***** LISTED RECORDS *****

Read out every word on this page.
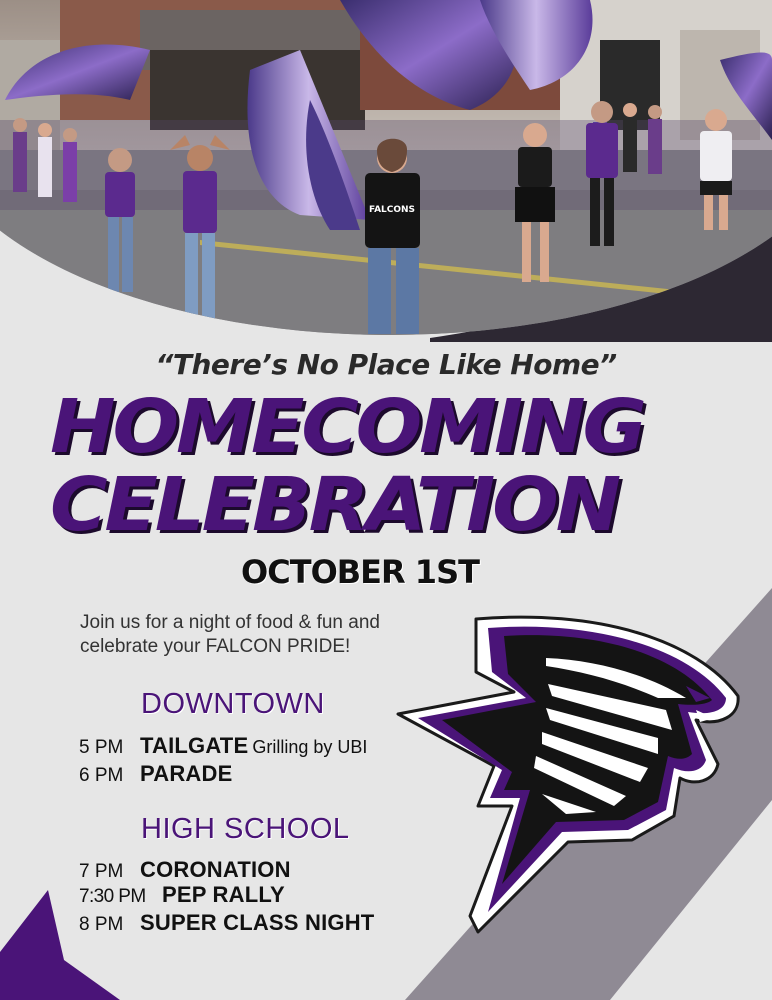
FALCONS
“There’s No Place Like Home”
HOMECOMING
CELEBRATION
OCTOBER 1ST
Join us for a night of food & fun and
celebrate your FALCON PRIDE!
DOWNTOWN
5 PM TAILGATE Grilling by UBI
6 PM PARADE
HIGH SCHOOL
7 PM CORONATION
7:30 PM PEP RALLY
8 PM SUPER CLASS NIGHT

*****

YOUR TASK: Transcribe the material exactly, keeping every word and none of the pictures.

SOLUTION FOR THIS EXERCISE:
Read out every word on this page.
FALCONS
“There’s No Place Like Home”
HOMECOMING
CELEBRATION
OCTOBER 1ST
Join us for a night of food & fun and
celebrate your FALCON PRIDE!
DOWNTOWN
5 PM TAILGATE Grilling by UBI
6 PM PARADE
HIGH SCHOOL
7 PM CORONATION
7:30 PM PEP RALLY
8 PM SUPER CLASS NIGHT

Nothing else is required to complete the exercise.